--- START OF Data section ---

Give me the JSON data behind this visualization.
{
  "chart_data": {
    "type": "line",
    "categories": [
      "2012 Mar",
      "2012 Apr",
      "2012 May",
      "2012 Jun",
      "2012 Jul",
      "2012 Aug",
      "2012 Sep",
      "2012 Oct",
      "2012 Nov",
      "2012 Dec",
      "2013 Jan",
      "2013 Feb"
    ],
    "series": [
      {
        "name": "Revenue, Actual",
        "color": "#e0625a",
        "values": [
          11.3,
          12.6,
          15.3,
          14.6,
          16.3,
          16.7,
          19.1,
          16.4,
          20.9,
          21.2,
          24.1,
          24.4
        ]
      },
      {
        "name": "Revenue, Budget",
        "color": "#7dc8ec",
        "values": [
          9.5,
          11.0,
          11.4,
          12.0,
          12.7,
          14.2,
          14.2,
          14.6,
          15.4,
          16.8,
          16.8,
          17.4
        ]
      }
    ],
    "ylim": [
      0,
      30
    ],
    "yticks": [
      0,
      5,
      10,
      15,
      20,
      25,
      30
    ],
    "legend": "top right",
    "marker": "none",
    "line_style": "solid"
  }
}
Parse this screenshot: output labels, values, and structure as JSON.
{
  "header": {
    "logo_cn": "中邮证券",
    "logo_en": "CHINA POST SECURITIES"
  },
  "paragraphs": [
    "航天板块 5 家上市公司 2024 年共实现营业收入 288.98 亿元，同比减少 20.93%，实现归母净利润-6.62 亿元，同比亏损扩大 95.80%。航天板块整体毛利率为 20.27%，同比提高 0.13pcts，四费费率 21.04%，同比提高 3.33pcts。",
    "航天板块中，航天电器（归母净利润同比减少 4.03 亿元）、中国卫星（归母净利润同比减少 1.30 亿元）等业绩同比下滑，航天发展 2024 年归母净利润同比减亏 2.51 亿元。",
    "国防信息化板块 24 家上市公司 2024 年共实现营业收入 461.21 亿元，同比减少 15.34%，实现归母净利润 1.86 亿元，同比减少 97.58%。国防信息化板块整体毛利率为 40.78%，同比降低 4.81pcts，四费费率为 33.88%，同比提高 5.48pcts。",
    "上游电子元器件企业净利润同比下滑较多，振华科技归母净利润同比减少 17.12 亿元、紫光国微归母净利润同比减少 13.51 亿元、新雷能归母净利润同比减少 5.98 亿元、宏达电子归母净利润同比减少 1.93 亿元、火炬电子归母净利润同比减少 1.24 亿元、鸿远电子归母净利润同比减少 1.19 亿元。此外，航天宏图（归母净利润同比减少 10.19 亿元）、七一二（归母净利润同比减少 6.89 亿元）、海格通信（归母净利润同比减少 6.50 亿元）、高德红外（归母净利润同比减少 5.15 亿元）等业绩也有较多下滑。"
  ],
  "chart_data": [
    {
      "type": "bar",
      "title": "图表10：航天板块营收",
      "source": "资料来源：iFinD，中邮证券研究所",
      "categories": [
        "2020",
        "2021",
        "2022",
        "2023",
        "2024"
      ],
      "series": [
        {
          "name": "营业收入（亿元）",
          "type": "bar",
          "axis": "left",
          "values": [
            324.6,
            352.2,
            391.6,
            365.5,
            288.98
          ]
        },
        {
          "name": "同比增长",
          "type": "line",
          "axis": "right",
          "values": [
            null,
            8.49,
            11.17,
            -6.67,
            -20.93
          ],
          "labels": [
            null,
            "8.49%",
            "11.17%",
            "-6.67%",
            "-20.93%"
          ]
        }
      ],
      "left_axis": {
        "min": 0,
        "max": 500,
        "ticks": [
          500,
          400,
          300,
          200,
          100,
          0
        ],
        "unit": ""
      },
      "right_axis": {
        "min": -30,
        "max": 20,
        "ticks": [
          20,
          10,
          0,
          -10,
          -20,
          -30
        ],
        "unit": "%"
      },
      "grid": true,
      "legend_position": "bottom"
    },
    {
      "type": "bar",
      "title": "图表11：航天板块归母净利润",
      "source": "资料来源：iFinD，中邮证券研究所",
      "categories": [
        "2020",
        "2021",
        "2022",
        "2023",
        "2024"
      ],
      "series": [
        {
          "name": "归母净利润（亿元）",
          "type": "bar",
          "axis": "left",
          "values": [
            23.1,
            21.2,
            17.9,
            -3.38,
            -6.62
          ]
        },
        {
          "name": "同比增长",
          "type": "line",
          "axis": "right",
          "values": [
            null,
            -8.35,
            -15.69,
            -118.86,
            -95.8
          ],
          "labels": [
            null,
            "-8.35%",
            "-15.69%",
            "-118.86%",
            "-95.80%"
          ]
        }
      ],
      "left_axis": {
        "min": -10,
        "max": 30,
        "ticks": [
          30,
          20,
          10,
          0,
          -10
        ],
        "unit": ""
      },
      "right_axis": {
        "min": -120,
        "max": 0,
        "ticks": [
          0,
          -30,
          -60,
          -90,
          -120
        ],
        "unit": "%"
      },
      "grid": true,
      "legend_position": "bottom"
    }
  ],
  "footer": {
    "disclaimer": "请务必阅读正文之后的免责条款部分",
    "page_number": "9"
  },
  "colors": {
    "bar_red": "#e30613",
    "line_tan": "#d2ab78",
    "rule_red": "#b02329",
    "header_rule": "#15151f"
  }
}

--- END OF Data section ---

◆ **Required work**: Copy each record from above exactly, and include every line.

◆ **Solution for this exercise**:
Give me the JSON data behind this visualization.
{
  "chart_data": {
    "type": "line",
    "categories": [
      "2012 Mar",
      "2012 Apr",
      "2012 May",
      "2012 Jun",
      "2012 Jul",
      "2012 Aug",
      "2012 Sep",
      "2012 Oct",
      "2012 Nov",
      "2012 Dec",
      "2013 Jan",
      "2013 Feb"
    ],
    "series": [
      {
        "name": "Revenue, Actual",
        "color": "#e0625a",
        "values": [
          11.3,
          12.6,
          15.3,
          14.6,
          16.3,
          16.7,
          19.1,
          16.4,
          20.9,
          21.2,
          24.1,
          24.4
        ]
      },
      {
        "name": "Revenue, Budget",
        "color": "#7dc8ec",
        "values": [
          9.5,
          11.0,
          11.4,
          12.0,
          12.7,
          14.2,
          14.2,
          14.6,
          15.4,
          16.8,
          16.8,
          17.4
        ]
      }
    ],
    "ylim": [
      0,
      30
    ],
    "yticks": [
      0,
      5,
      10,
      15,
      20,
      25,
      30
    ],
    "legend": "top right",
    "marker": "none",
    "line_style": "solid"
  }
}
Parse this screenshot: output labels, values, and structure as JSON.
{
  "header": {
    "logo_cn": "中邮证券",
    "logo_en": "CHINA POST SECURITIES"
  },
  "paragraphs": [
    "航天板块 5 家上市公司 2024 年共实现营业收入 288.98 亿元，同比减少 20.93%，实现归母净利润-6.62 亿元，同比亏损扩大 95.80%。航天板块整体毛利率为 20.27%，同比提高 0.13pcts，四费费率 21.04%，同比提高 3.33pcts。",
    "航天板块中，航天电器（归母净利润同比减少 4.03 亿元）、中国卫星（归母净利润同比减少 1.30 亿元）等业绩同比下滑，航天发展 2024 年归母净利润同比减亏 2.51 亿元。",
    "国防信息化板块 24 家上市公司 2024 年共实现营业收入 461.21 亿元，同比减少 15.34%，实现归母净利润 1.86 亿元，同比减少 97.58%。国防信息化板块整体毛利率为 40.78%，同比降低 4.81pcts，四费费率为 33.88%，同比提高 5.48pcts。",
    "上游电子元器件企业净利润同比下滑较多，振华科技归母净利润同比减少 17.12 亿元、紫光国微归母净利润同比减少 13.51 亿元、新雷能归母净利润同比减少 5.98 亿元、宏达电子归母净利润同比减少 1.93 亿元、火炬电子归母净利润同比减少 1.24 亿元、鸿远电子归母净利润同比减少 1.19 亿元。此外，航天宏图（归母净利润同比减少 10.19 亿元）、七一二（归母净利润同比减少 6.89 亿元）、海格通信（归母净利润同比减少 6.50 亿元）、高德红外（归母净利润同比减少 5.15 亿元）等业绩也有较多下滑。"
  ],
  "chart_data": [
    {
      "type": "bar",
      "title": "图表10：航天板块营收",
      "source": "资料来源：iFinD，中邮证券研究所",
      "categories": [
        "2020",
        "2021",
        "2022",
        "2023",
        "2024"
      ],
      "series": [
        {
          "name": "营业收入（亿元）",
          "type": "bar",
          "axis": "left",
          "values": [
            324.6,
            352.2,
            391.6,
            365.5,
            288.98
          ]
        },
        {
          "name": "同比增长",
          "type": "line",
          "axis": "right",
          "values": [
            null,
            8.49,
            11.17,
            -6.67,
            -20.93
          ],
          "labels": [
            null,
            "8.49%",
            "11.17%",
            "-6.67%",
            "-20.93%"
          ]
        }
      ],
      "left_axis": {
        "min": 0,
        "max": 500,
        "ticks": [
          500,
          400,
          300,
          200,
          100,
          0
        ],
        "unit": ""
      },
      "right_axis": {
        "min": -30,
        "max": 20,
        "ticks": [
          20,
          10,
          0,
          -10,
          -20,
          -30
        ],
        "unit": "%"
      },
      "grid": true,
      "legend_position": "bottom"
    },
    {
      "type": "bar",
      "title": "图表11：航天板块归母净利润",
      "source": "资料来源：iFinD，中邮证券研究所",
      "categories": [
        "2020",
        "2021",
        "2022",
        "2023",
        "2024"
      ],
      "series": [
        {
          "name": "归母净利润（亿元）",
          "type": "bar",
          "axis": "left",
          "values": [
            23.1,
            21.2,
            17.9,
            -3.38,
            -6.62
          ]
        },
        {
          "name": "同比增长",
          "type": "line",
          "axis": "right",
          "values": [
            null,
            -8.35,
            -15.69,
            -118.86,
            -95.8
          ],
          "labels": [
            null,
            "-8.35%",
            "-15.69%",
            "-118.86%",
            "-95.80%"
          ]
        }
      ],
      "left_axis": {
        "min": -10,
        "max": 30,
        "ticks": [
          30,
          20,
          10,
          0,
          -10
        ],
        "unit": ""
      },
      "right_axis": {
        "min": -120,
        "max": 0,
        "ticks": [
          0,
          -30,
          -60,
          -90,
          -120
        ],
        "unit": "%"
      },
      "grid": true,
      "legend_position": "bottom"
    }
  ],
  "footer": {
    "disclaimer": "请务必阅读正文之后的免责条款部分",
    "page_number": "9"
  },
  "colors": {
    "bar_red": "#e30613",
    "line_tan": "#d2ab78",
    "rule_red": "#b02329",
    "header_rule": "#15151f"
  }
}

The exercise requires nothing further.